::: Records for processing :::

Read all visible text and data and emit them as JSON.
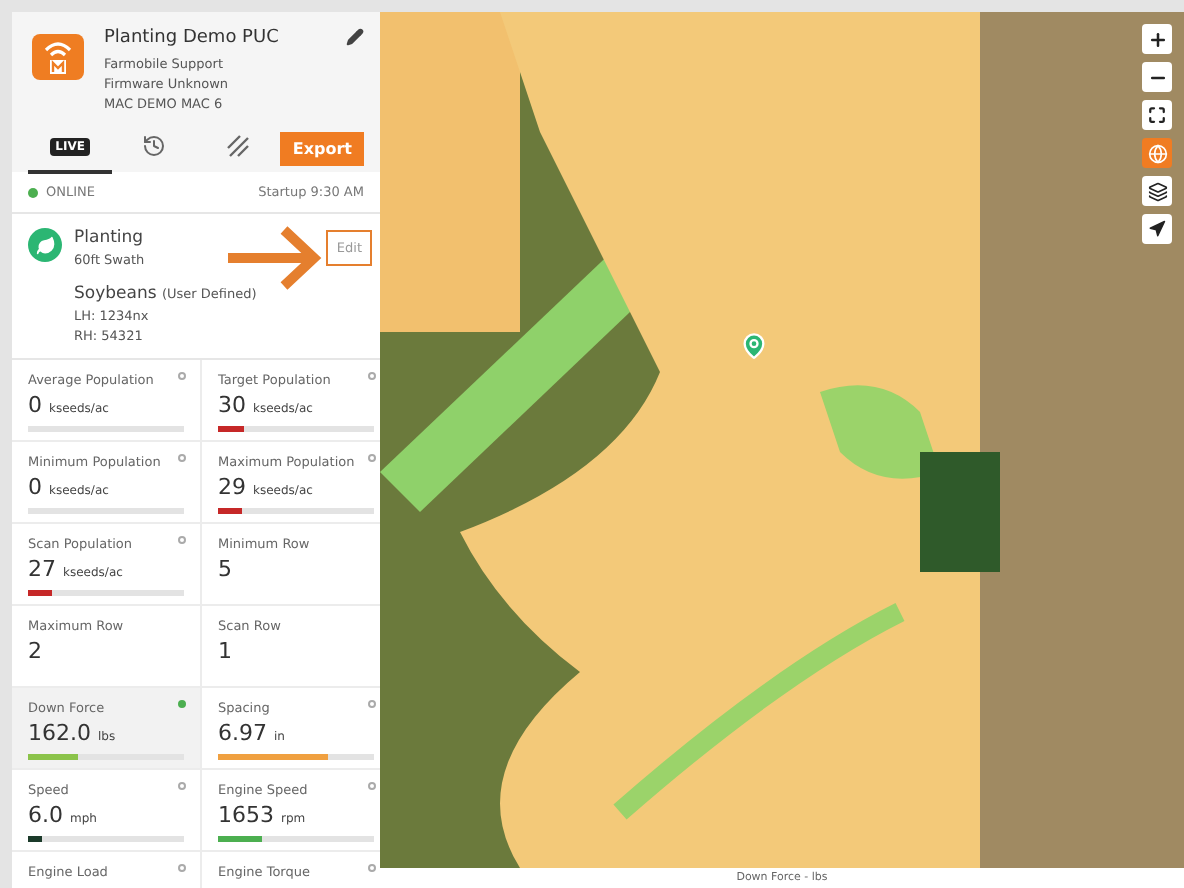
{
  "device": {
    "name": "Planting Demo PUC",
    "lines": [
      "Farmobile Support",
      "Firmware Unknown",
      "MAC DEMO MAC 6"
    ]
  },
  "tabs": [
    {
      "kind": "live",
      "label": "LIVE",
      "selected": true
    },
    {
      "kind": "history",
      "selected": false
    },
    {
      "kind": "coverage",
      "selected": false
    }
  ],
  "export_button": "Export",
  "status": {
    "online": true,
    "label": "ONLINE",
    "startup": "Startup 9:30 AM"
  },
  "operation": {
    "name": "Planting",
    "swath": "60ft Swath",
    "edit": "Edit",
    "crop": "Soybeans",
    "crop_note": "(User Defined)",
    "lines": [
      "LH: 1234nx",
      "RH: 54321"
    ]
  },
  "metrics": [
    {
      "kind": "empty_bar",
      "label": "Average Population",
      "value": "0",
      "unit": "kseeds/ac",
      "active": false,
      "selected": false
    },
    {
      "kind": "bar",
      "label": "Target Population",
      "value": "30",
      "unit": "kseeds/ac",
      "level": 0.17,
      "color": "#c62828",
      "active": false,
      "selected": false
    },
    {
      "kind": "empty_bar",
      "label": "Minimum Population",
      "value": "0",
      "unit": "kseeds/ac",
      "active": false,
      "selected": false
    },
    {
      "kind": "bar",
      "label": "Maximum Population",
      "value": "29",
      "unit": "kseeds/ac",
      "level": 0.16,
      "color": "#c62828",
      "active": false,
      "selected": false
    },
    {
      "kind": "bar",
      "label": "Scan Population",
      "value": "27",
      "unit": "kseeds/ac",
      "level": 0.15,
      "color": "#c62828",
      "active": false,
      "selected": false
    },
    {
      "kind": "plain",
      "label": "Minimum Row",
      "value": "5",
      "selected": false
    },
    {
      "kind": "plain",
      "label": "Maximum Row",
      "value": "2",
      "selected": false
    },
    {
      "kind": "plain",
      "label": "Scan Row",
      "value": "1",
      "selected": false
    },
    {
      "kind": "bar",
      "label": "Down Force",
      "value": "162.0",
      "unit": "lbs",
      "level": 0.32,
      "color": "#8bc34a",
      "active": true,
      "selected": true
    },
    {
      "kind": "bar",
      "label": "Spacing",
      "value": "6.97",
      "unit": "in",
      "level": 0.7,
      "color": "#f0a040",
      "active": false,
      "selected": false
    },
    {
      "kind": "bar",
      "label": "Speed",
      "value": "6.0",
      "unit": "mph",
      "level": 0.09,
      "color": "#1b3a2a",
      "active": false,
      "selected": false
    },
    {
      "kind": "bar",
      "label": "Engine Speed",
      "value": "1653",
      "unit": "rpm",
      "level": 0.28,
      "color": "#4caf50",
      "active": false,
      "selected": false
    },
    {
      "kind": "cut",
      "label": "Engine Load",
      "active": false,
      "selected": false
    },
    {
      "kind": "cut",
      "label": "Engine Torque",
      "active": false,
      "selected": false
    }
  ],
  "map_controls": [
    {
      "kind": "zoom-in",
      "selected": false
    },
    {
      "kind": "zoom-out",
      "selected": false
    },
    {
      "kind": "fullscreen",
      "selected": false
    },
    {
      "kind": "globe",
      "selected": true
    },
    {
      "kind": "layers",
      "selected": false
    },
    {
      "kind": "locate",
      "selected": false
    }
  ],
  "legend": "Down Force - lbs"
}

:::

__Instructions to follow__
Take the listing above and restate it word for word, without its pictures.

__Answer below__
Read all visible text and data and emit them as JSON.
{
  "device": {
    "name": "Planting Demo PUC",
    "lines": [
      "Farmobile Support",
      "Firmware Unknown",
      "MAC DEMO MAC 6"
    ]
  },
  "tabs": [
    {
      "kind": "live",
      "label": "LIVE",
      "selected": true
    },
    {
      "kind": "history",
      "selected": false
    },
    {
      "kind": "coverage",
      "selected": false
    }
  ],
  "export_button": "Export",
  "status": {
    "online": true,
    "label": "ONLINE",
    "startup": "Startup 9:30 AM"
  },
  "operation": {
    "name": "Planting",
    "swath": "60ft Swath",
    "edit": "Edit",
    "crop": "Soybeans",
    "crop_note": "(User Defined)",
    "lines": [
      "LH: 1234nx",
      "RH: 54321"
    ]
  },
  "metrics": [
    {
      "kind": "empty_bar",
      "label": "Average Population",
      "value": "0",
      "unit": "kseeds/ac",
      "active": false,
      "selected": false
    },
    {
      "kind": "bar",
      "label": "Target Population",
      "value": "30",
      "unit": "kseeds/ac",
      "level": 0.17,
      "color": "#c62828",
      "active": false,
      "selected": false
    },
    {
      "kind": "empty_bar",
      "label": "Minimum Population",
      "value": "0",
      "unit": "kseeds/ac",
      "active": false,
      "selected": false
    },
    {
      "kind": "bar",
      "label": "Maximum Population",
      "value": "29",
      "unit": "kseeds/ac",
      "level": 0.16,
      "color": "#c62828",
      "active": false,
      "selected": false
    },
    {
      "kind": "bar",
      "label": "Scan Population",
      "value": "27",
      "unit": "kseeds/ac",
      "level": 0.15,
      "color": "#c62828",
      "active": false,
      "selected": false
    },
    {
      "kind": "plain",
      "label": "Minimum Row",
      "value": "5",
      "selected": false
    },
    {
      "kind": "plain",
      "label": "Maximum Row",
      "value": "2",
      "selected": false
    },
    {
      "kind": "plain",
      "label": "Scan Row",
      "value": "1",
      "selected": false
    },
    {
      "kind": "bar",
      "label": "Down Force",
      "value": "162.0",
      "unit": "lbs",
      "level": 0.32,
      "color": "#8bc34a",
      "active": true,
      "selected": true
    },
    {
      "kind": "bar",
      "label": "Spacing",
      "value": "6.97",
      "unit": "in",
      "level": 0.7,
      "color": "#f0a040",
      "active": false,
      "selected": false
    },
    {
      "kind": "bar",
      "label": "Speed",
      "value": "6.0",
      "unit": "mph",
      "level": 0.09,
      "color": "#1b3a2a",
      "active": false,
      "selected": false
    },
    {
      "kind": "bar",
      "label": "Engine Speed",
      "value": "1653",
      "unit": "rpm",
      "level": 0.28,
      "color": "#4caf50",
      "active": false,
      "selected": false
    },
    {
      "kind": "cut",
      "label": "Engine Load",
      "active": false,
      "selected": false
    },
    {
      "kind": "cut",
      "label": "Engine Torque",
      "active": false,
      "selected": false
    }
  ],
  "map_controls": [
    {
      "kind": "zoom-in",
      "selected": false
    },
    {
      "kind": "zoom-out",
      "selected": false
    },
    {
      "kind": "fullscreen",
      "selected": false
    },
    {
      "kind": "globe",
      "selected": true
    },
    {
      "kind": "layers",
      "selected": false
    },
    {
      "kind": "locate",
      "selected": false
    }
  ],
  "legend": "Down Force - lbs"
}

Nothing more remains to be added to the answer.